BEGIN Data supplied
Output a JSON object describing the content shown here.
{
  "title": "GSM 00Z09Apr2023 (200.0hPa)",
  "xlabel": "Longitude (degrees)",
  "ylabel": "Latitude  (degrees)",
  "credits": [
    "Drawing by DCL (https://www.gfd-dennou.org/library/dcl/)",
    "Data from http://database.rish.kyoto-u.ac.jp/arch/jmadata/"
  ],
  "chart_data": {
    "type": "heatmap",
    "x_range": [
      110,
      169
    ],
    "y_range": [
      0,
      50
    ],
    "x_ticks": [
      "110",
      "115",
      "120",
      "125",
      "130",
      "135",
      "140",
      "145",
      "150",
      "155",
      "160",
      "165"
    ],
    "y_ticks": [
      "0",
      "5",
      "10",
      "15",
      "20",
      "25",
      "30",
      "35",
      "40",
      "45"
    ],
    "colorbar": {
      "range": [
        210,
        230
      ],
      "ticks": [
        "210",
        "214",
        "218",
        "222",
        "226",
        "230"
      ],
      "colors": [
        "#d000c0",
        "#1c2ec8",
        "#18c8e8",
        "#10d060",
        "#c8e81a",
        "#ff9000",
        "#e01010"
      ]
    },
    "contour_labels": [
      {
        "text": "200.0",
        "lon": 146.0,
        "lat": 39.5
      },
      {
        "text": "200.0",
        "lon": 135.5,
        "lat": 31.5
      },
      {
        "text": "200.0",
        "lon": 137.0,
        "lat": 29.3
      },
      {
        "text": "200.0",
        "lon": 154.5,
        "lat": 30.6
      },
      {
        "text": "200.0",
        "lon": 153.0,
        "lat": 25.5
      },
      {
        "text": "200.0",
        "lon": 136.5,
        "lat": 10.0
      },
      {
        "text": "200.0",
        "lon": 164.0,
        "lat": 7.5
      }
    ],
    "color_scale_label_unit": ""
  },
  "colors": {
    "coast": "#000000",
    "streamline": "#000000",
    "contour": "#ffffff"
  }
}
END Data supplied
• **What the task asks**
The required output is the number of lines containing the word "degrees", and nothing besides.

• **Answer to the task**
2